> [Task to carry out] Print the material unchanged, from its first line up to and including the line that contains "data-point [509,76,523,90]".

** BEGIN Record excerpts **

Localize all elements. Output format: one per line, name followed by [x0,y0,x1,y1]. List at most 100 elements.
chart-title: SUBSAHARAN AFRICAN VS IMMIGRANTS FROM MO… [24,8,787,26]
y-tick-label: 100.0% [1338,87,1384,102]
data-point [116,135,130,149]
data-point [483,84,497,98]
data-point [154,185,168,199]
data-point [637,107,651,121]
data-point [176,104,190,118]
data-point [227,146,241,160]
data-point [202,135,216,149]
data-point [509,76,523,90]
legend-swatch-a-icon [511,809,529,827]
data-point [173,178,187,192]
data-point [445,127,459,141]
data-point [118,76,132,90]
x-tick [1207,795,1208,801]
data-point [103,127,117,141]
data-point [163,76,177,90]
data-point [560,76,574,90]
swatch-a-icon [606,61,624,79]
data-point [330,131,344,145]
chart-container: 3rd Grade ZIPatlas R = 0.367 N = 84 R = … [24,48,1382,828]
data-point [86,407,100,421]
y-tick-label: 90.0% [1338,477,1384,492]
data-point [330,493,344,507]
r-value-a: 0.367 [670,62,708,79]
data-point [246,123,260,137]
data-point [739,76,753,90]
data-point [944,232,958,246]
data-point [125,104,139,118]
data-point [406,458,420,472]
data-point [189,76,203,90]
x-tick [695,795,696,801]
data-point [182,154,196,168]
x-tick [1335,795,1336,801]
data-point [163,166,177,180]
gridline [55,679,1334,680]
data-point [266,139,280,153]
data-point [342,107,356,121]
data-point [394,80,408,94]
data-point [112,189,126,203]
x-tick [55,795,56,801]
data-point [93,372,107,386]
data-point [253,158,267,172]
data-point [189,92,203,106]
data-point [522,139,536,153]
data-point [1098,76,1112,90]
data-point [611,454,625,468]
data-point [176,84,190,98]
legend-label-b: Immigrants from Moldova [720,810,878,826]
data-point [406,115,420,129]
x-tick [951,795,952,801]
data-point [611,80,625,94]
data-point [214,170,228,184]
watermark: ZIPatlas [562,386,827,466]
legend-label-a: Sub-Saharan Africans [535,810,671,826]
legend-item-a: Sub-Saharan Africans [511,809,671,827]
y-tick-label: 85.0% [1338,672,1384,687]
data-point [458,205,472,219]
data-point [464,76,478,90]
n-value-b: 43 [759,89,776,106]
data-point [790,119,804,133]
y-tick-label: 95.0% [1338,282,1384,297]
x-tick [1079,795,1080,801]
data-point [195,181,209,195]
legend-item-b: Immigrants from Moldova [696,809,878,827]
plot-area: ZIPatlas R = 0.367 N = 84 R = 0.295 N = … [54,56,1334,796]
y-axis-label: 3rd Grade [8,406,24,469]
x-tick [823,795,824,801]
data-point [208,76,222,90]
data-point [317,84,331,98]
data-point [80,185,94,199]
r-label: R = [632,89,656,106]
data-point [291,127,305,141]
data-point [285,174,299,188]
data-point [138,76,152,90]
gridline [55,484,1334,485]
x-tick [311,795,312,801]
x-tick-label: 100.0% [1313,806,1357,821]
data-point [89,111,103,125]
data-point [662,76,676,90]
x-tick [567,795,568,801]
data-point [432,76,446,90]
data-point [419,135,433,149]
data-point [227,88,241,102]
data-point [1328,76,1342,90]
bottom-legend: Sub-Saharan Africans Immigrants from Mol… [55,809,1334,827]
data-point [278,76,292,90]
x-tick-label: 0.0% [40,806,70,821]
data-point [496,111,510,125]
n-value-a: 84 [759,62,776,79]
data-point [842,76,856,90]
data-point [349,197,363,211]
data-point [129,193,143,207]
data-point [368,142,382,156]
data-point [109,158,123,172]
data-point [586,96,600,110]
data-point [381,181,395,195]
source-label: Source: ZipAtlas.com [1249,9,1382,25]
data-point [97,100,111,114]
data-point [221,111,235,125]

** END Record excerpts **

> [Output of the task]
Localize all elements. Output format: one per line, name followed by [x0,y0,x1,y1]. List at most 100 elements.
chart-title: SUBSAHARAN AFRICAN VS IMMIGRANTS FROM MO… [24,8,787,26]
y-tick-label: 100.0% [1338,87,1384,102]
data-point [116,135,130,149]
data-point [483,84,497,98]
data-point [154,185,168,199]
data-point [637,107,651,121]
data-point [176,104,190,118]
data-point [227,146,241,160]
data-point [202,135,216,149]
data-point [509,76,523,90]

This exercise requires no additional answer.